- [Given task]:
Each record below must be returned exactly as shown.

- [Supplied information]:
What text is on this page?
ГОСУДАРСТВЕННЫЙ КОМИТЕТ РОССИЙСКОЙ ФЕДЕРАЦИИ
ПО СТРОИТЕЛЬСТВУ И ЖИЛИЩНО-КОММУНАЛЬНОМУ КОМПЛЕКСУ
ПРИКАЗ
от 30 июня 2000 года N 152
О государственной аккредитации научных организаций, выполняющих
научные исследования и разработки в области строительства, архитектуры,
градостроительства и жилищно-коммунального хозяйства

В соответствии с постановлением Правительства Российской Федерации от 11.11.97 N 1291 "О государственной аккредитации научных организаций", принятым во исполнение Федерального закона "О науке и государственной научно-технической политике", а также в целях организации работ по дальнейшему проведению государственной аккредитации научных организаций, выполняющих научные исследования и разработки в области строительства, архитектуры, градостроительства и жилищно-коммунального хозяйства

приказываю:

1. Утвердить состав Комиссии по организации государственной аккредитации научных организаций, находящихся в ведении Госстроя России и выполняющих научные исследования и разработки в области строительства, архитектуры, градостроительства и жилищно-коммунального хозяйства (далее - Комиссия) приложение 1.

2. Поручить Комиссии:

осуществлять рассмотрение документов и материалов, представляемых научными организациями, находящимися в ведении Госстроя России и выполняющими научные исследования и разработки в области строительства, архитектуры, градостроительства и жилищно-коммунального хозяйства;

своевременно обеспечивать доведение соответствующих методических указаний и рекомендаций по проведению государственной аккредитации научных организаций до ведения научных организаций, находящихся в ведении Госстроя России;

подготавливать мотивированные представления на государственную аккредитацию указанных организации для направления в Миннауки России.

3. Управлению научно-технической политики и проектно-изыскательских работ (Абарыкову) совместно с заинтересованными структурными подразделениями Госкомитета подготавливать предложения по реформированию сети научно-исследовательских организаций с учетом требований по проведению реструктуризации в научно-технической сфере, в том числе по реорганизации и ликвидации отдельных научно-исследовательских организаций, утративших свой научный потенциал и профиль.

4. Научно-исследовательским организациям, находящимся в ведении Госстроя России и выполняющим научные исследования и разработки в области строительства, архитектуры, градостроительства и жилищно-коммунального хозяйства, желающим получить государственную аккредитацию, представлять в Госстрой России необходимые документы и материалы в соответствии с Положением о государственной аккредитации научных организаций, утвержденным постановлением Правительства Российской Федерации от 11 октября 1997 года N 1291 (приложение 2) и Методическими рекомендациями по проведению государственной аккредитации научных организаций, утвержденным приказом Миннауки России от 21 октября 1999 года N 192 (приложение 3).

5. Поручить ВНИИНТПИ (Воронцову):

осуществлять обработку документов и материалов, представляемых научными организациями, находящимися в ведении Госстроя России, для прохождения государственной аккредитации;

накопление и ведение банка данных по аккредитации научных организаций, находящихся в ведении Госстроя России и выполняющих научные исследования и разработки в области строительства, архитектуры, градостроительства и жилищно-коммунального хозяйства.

- [Solution for this task]:
What text is on this page?
ГОСУДАРСТВЕННЫЙ КОМИТЕТ РОССИЙСКОЙ ФЕДЕРАЦИИ
ПО СТРОИТЕЛЬСТВУ И ЖИЛИЩНО-КОММУНАЛЬНОМУ КОМПЛЕКСУ
ПРИКАЗ
от 30 июня 2000 года N 152
О государственной аккредитации научных организаций, выполняющих
научные исследования и разработки в области строительства, архитектуры,
градостроительства и жилищно-коммунального хозяйства

В соответствии с постановлением Правительства Российской Федерации от 11.11.97 N 1291 "О государственной аккредитации научных организаций", принятым во исполнение Федерального закона "О науке и государственной научно-технической политике", а также в целях организации работ по дальнейшему проведению государственной аккредитации научных организаций, выполняющих научные исследования и разработки в области строительства, архитектуры, градостроительства и жилищно-коммунального хозяйства

приказываю:

1. Утвердить состав Комиссии по организации государственной аккредитации научных организаций, находящихся в ведении Госстроя России и выполняющих научные исследования и разработки в области строительства, архитектуры, градостроительства и жилищно-коммунального хозяйства (далее - Комиссия) приложение 1.

2. Поручить Комиссии:

осуществлять рассмотрение документов и материалов, представляемых научными организациями, находящимися в ведении Госстроя России и выполняющими научные исследования и разработки в области строительства, архитектуры, градостроительства и жилищно-коммунального хозяйства;

своевременно обеспечивать доведение соответствующих методических указаний и рекомендаций по проведению государственной аккредитации научных организаций до ведения научных организаций, находящихся в ведении Госстроя России;

подготавливать мотивированные представления на государственную аккредитацию указанных организации для направления в Миннауки России.

3. Управлению научно-технической политики и проектно-изыскательских работ (Абарыкову) совместно с заинтересованными структурными подразделениями Госкомитета подготавливать предложения по реформированию сети научно-исследовательских организаций с учетом требований по проведению реструктуризации в научно-технической сфере, в том числе по реорганизации и ликвидации отдельных научно-исследовательских организаций, утративших свой научный потенциал и профиль.

4. Научно-исследовательским организациям, находящимся в ведении Госстроя России и выполняющим научные исследования и разработки в области строительства, архитектуры, градостроительства и жилищно-коммунального хозяйства, желающим получить государственную аккредитацию, представлять в Госстрой России необходимые документы и материалы в соответствии с Положением о государственной аккредитации научных организаций, утвержденным постановлением Правительства Российской Федерации от 11 октября 1997 года N 1291 (приложение 2) и Методическими рекомендациями по проведению государственной аккредитации научных организаций, утвержденным приказом Миннауки России от 21 октября 1999 года N 192 (приложение 3).

5. Поручить ВНИИНТПИ (Воронцову):

осуществлять обработку документов и материалов, представляемых научными организациями, находящимися в ведении Госстроя России, для прохождения государственной аккредитации;

накопление и ведение банка данных по аккредитации научных организаций, находящихся в ведении Госстроя России и выполняющих научные исследования и разработки в области строительства, архитектуры, градостроительства и жилищно-коммунального хозяйства.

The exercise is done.